## Task instructions
Only the number is wanted: how many lines contain the string "title"?
*****
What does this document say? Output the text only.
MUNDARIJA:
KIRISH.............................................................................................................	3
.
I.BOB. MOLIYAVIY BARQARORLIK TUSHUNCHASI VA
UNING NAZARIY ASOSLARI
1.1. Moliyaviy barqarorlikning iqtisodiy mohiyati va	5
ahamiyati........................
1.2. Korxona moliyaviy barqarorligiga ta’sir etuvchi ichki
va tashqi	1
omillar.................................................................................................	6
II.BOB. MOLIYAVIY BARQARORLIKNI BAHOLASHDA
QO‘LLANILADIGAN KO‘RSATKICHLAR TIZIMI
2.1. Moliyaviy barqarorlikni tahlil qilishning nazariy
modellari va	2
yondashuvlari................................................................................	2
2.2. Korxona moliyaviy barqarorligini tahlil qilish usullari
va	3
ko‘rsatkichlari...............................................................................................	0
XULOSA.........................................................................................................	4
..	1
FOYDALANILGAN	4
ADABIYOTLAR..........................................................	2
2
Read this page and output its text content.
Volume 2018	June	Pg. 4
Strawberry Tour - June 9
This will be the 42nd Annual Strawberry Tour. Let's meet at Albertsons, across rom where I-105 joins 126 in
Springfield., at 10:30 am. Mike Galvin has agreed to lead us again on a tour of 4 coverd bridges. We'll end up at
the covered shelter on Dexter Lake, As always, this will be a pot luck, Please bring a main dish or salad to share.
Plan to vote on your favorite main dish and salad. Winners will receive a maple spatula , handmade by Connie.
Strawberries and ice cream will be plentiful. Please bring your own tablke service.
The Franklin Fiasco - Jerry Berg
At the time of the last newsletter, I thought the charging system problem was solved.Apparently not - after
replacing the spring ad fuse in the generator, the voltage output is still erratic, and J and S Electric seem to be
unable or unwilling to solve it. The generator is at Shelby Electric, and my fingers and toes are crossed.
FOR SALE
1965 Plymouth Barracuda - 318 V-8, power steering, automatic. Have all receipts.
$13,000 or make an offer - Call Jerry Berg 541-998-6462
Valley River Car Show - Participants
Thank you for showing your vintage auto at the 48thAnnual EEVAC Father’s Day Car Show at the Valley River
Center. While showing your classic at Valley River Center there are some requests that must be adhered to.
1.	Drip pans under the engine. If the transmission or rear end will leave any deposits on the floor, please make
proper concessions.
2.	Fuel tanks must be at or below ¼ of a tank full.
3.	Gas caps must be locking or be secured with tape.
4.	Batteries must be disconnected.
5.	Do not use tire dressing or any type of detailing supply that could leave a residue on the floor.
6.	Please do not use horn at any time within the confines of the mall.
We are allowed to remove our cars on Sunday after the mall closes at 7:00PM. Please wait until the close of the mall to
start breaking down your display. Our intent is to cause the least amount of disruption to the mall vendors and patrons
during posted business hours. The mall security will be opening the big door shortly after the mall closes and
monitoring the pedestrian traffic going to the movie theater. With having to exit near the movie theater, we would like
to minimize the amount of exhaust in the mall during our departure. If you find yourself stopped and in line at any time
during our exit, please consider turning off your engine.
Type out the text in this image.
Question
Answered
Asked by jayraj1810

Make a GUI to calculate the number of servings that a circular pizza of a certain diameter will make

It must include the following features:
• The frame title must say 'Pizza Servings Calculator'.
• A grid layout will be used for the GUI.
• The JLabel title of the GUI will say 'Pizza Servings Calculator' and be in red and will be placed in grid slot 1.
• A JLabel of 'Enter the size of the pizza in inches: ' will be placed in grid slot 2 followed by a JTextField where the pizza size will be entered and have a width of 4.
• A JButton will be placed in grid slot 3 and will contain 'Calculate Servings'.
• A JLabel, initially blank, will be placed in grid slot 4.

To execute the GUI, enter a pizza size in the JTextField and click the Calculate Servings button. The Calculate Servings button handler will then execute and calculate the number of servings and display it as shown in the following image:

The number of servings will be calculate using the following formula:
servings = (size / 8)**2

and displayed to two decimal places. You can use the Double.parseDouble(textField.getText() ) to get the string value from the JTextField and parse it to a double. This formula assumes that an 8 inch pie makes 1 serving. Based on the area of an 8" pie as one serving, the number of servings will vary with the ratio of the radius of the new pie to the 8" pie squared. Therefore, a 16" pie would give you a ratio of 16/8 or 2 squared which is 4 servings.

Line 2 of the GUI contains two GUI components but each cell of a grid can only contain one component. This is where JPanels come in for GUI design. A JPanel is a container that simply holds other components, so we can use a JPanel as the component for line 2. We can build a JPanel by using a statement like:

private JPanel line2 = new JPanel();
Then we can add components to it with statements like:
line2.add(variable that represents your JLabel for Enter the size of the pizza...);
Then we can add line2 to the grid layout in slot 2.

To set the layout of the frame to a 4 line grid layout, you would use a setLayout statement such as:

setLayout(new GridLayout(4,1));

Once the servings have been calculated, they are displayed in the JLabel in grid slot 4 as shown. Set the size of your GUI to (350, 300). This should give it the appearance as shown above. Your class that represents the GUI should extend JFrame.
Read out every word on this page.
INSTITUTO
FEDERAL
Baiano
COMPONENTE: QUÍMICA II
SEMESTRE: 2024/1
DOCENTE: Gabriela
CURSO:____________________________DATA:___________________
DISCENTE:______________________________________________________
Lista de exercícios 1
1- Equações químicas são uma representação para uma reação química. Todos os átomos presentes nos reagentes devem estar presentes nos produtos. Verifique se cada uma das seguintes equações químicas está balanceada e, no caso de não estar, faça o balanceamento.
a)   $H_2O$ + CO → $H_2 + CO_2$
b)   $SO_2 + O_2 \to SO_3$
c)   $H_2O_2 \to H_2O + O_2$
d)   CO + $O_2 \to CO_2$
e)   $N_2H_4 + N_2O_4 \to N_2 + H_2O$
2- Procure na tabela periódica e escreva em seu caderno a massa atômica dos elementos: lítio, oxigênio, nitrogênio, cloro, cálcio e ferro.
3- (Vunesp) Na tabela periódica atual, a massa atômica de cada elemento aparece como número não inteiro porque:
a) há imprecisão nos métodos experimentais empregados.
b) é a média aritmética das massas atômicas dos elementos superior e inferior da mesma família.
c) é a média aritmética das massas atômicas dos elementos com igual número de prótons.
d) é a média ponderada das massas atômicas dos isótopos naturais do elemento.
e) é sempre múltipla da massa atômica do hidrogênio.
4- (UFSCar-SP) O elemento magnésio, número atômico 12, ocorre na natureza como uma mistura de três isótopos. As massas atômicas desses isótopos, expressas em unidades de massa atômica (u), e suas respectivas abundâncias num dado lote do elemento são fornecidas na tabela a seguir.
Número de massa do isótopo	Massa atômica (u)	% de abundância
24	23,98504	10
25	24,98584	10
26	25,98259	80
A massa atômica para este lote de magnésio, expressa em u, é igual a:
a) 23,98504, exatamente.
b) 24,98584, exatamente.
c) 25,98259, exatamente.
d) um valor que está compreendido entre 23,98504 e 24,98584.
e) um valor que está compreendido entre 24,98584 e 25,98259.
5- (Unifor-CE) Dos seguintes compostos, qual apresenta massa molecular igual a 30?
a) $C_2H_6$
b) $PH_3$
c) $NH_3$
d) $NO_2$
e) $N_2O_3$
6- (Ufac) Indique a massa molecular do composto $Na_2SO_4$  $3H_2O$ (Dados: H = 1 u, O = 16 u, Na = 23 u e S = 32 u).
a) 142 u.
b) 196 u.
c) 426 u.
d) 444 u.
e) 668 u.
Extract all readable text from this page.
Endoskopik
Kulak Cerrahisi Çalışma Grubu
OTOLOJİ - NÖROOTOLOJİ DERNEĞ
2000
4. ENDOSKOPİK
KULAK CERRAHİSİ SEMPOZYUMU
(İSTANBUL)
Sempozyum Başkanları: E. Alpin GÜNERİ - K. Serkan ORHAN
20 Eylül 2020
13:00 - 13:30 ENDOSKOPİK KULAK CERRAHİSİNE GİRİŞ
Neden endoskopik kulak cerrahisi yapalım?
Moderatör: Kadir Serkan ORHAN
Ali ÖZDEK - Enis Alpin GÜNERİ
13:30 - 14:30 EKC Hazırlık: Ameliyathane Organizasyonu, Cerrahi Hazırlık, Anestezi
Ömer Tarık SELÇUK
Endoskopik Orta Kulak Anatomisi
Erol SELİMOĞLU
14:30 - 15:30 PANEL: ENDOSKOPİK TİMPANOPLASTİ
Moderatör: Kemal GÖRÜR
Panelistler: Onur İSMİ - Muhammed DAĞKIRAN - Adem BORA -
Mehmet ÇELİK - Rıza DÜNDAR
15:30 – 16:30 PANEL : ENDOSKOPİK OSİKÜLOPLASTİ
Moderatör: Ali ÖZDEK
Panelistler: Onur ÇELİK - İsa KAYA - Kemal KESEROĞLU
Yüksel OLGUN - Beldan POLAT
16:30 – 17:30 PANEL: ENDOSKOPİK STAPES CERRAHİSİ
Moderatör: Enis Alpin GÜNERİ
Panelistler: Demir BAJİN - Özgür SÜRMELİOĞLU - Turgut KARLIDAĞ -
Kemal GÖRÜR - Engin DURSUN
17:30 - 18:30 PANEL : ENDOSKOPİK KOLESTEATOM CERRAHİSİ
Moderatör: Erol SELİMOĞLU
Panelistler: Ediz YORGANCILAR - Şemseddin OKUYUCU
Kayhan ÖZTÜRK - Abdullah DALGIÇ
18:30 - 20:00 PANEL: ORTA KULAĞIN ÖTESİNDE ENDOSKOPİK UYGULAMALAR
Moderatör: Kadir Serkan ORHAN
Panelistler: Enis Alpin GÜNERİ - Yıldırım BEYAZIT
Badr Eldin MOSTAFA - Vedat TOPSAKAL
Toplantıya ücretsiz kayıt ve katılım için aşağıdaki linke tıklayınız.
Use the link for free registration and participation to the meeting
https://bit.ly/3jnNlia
*****
## Solution below
2